Extract the records in full, leaving every picture out.
◆ ◆ ◆ ◆ ◆ ◆ ◆
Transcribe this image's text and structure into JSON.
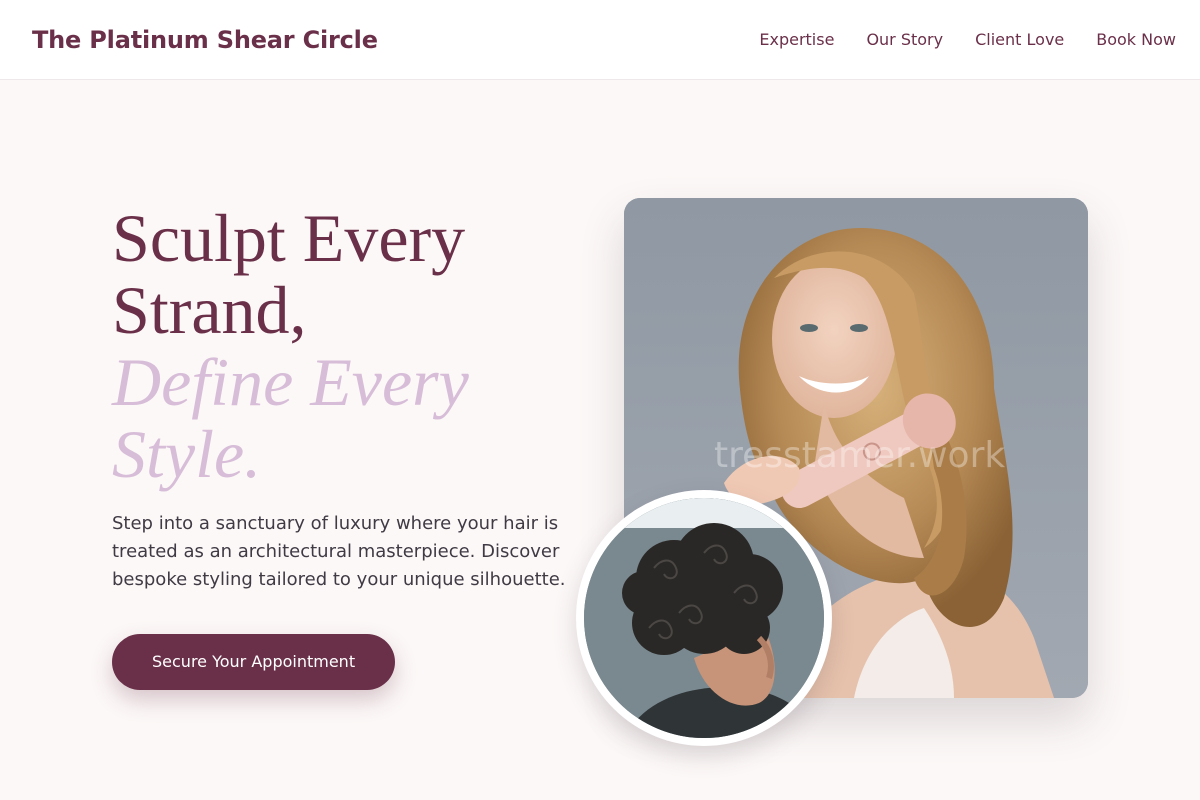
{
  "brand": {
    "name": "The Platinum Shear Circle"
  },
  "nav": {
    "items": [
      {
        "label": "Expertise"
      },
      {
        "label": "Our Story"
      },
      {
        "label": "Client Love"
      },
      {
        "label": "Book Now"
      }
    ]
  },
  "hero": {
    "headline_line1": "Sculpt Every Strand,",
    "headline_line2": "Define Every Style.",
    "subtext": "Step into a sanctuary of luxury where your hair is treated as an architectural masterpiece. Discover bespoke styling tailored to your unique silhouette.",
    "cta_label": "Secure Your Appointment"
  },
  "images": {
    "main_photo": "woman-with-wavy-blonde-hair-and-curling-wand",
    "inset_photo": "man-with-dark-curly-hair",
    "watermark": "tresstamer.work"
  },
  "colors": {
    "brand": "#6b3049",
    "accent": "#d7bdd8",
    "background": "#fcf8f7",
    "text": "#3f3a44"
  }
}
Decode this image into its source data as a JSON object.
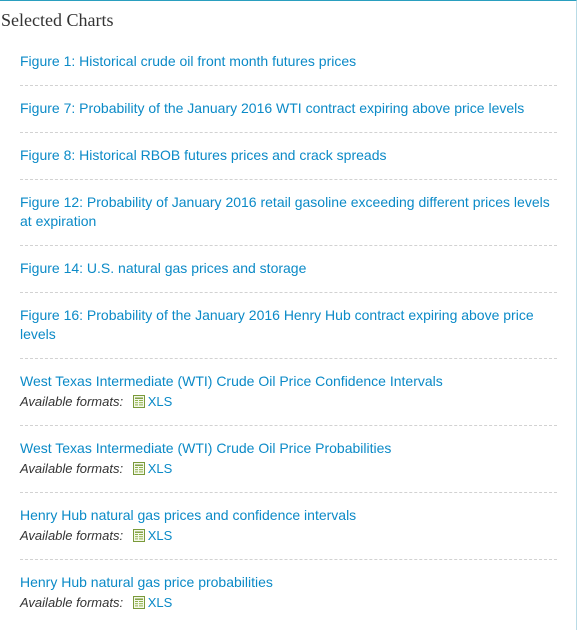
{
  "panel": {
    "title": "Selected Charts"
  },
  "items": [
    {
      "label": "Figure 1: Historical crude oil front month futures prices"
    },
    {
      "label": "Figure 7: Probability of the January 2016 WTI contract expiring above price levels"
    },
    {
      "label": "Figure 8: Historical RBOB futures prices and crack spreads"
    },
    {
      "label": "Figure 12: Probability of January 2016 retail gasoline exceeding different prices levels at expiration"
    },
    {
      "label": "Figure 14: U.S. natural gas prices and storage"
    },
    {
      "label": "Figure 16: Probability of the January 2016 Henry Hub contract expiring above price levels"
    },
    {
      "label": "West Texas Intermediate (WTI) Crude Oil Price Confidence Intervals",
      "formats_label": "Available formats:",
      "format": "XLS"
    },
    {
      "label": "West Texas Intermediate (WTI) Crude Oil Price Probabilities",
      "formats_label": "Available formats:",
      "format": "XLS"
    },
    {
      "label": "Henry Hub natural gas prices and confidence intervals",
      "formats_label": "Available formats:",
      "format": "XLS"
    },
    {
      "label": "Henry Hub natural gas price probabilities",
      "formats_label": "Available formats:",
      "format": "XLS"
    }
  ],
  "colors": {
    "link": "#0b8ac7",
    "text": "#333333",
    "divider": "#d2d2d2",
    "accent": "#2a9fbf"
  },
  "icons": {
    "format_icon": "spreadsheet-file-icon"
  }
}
◆ ◆ ◆ ◆ ◆ ◆ ◆
**Solved problem**
Transcribe this image's text and structure into JSON.
{
  "brand": {
    "name": "The Platinum Shear Circle"
  },
  "nav": {
    "items": [
      {
        "label": "Expertise"
      },
      {
        "label": "Our Story"
      },
      {
        "label": "Client Love"
      },
      {
        "label": "Book Now"
      }
    ]
  },
  "hero": {
    "headline_line1": "Sculpt Every Strand,",
    "headline_line2": "Define Every Style.",
    "subtext": "Step into a sanctuary of luxury where your hair is treated as an architectural masterpiece. Discover bespoke styling tailored to your unique silhouette.",
    "cta_label": "Secure Your Appointment"
  },
  "images": {
    "main_photo": "woman-with-wavy-blonde-hair-and-curling-wand",
    "inset_photo": "man-with-dark-curly-hair",
    "watermark": "tresstamer.work"
  },
  "colors": {
    "brand": "#6b3049",
    "accent": "#d7bdd8",
    "background": "#fcf8f7",
    "text": "#3f3a44"
  }
}
Decode this image into its source data as a JSON object.
{
  "panel": {
    "title": "Selected Charts"
  },
  "items": [
    {
      "label": "Figure 1: Historical crude oil front month futures prices"
    },
    {
      "label": "Figure 7: Probability of the January 2016 WTI contract expiring above price levels"
    },
    {
      "label": "Figure 8: Historical RBOB futures prices and crack spreads"
    },
    {
      "label": "Figure 12: Probability of January 2016 retail gasoline exceeding different prices levels at expiration"
    },
    {
      "label": "Figure 14: U.S. natural gas prices and storage"
    },
    {
      "label": "Figure 16: Probability of the January 2016 Henry Hub contract expiring above price levels"
    },
    {
      "label": "West Texas Intermediate (WTI) Crude Oil Price Confidence Intervals",
      "formats_label": "Available formats:",
      "format": "XLS"
    },
    {
      "label": "West Texas Intermediate (WTI) Crude Oil Price Probabilities",
      "formats_label": "Available formats:",
      "format": "XLS"
    },
    {
      "label": "Henry Hub natural gas prices and confidence intervals",
      "formats_label": "Available formats:",
      "format": "XLS"
    },
    {
      "label": "Henry Hub natural gas price probabilities",
      "formats_label": "Available formats:",
      "format": "XLS"
    }
  ],
  "colors": {
    "link": "#0b8ac7",
    "text": "#333333",
    "divider": "#d2d2d2",
    "accent": "#2a9fbf"
  },
  "icons": {
    "format_icon": "spreadsheet-file-icon"
  }
}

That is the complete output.